**YOUR INSTRUCTIONS**.
Give the number of lines below that contain the word "flip", and nothing else.
# # # # # # #
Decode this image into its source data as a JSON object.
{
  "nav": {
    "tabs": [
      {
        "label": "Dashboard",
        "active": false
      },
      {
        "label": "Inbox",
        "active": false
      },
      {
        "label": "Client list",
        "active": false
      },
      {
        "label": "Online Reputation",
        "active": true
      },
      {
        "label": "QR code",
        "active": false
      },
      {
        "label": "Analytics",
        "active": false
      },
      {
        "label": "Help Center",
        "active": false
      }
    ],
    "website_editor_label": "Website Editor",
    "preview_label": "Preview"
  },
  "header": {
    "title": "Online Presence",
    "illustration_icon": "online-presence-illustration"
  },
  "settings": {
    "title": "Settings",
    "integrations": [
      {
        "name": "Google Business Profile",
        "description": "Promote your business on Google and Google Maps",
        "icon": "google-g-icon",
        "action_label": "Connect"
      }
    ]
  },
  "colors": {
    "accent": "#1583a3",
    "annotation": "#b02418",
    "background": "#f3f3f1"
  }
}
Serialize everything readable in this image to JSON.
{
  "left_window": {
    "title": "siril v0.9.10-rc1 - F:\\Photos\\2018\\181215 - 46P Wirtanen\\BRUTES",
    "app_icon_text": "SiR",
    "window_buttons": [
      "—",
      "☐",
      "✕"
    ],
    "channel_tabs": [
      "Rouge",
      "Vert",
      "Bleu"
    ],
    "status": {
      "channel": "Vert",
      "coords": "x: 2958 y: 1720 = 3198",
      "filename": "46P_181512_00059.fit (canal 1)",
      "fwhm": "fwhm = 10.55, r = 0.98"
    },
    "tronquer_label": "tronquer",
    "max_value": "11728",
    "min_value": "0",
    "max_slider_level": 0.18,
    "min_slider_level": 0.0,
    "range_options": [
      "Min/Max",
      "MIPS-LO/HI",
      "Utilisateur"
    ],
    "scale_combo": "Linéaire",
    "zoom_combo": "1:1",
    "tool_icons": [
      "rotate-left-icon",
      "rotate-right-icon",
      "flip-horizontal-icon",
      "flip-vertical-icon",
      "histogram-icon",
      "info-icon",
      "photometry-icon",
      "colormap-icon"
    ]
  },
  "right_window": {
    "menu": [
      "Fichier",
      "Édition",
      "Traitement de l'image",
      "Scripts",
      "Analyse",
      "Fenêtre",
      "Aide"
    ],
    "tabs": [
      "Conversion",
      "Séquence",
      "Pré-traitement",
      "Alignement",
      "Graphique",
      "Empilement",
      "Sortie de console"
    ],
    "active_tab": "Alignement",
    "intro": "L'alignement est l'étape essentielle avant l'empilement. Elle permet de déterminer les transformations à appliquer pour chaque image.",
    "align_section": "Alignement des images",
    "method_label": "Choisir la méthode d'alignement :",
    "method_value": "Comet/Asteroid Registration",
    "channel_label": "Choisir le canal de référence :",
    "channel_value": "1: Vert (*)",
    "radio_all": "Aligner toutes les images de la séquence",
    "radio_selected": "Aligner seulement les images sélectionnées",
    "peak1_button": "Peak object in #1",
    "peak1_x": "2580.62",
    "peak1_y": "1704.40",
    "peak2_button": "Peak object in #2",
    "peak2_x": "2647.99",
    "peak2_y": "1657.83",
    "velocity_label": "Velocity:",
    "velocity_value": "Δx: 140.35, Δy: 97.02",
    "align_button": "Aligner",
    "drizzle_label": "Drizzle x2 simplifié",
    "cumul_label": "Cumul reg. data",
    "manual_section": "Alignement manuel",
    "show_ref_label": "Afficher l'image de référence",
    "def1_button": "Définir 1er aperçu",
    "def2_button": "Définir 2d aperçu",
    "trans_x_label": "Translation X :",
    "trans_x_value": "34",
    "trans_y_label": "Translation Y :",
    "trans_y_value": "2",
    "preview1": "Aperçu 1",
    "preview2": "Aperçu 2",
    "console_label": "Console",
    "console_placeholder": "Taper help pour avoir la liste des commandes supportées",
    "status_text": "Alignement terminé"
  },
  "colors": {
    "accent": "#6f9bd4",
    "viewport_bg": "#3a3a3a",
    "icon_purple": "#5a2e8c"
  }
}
# # # # # # #
**COMPLETE ANSWER**.
2